TASK INSTRUCTIONS =>
Search the material for the string "source" and copy each line where it occurs.

Dataset items
------------------------------------
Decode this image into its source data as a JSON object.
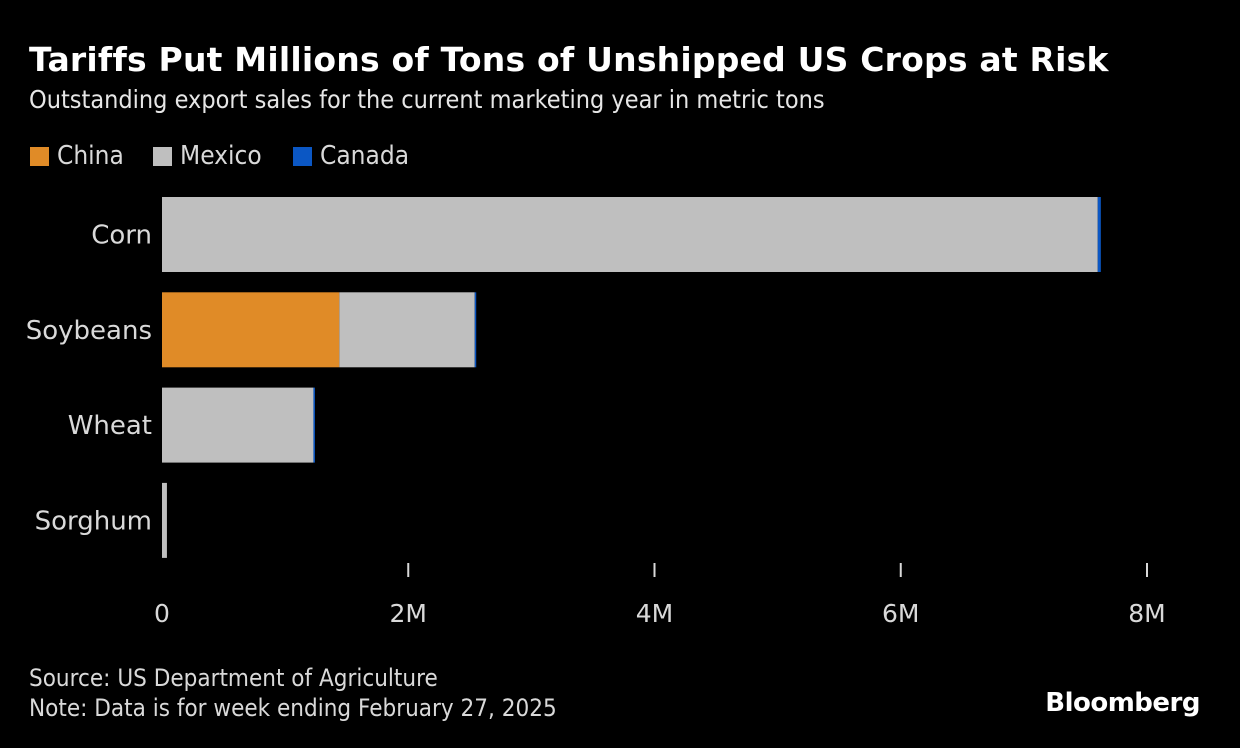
{
  "chart_data": {
    "type": "bar",
    "orientation": "horizontal",
    "stacked": true,
    "title": "Tariffs Put Millions of Tons of Unshipped US Crops at Risk",
    "subtitle": "Outstanding export sales for the current marketing year in metric tons",
    "categories": [
      "Corn",
      "Soybeans",
      "Wheat",
      "Sorghum"
    ],
    "series": [
      {
        "name": "China",
        "color": "#E08B27",
        "values": [
          0,
          1440000,
          0,
          0
        ]
      },
      {
        "name": "Mexico",
        "color": "#BFBFBF",
        "values": [
          7600000,
          1100000,
          1230000,
          40000
        ]
      },
      {
        "name": "Canada",
        "color": "#0B57C4",
        "values": [
          25000,
          5000,
          8000,
          0
        ]
      }
    ],
    "xlim": [
      0,
      8000000
    ],
    "xticks": [
      0,
      2000000,
      4000000,
      6000000,
      8000000
    ],
    "xtick_labels": [
      "0",
      "2M",
      "4M",
      "6M",
      "8M"
    ],
    "xlabel": "",
    "ylabel": "",
    "grid": false,
    "legend_position": "top-left"
  },
  "footer": {
    "source": "Source: US Department of Agriculture",
    "note": "Note: Data is for week ending February 27, 2025",
    "brand": "Bloomberg"
  }
}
------------------------------------
ANSWER FOR THIS EXERCISE =>
Decode this image into its source data as a JSON object.
    "source": "Source: US Department of Agriculture",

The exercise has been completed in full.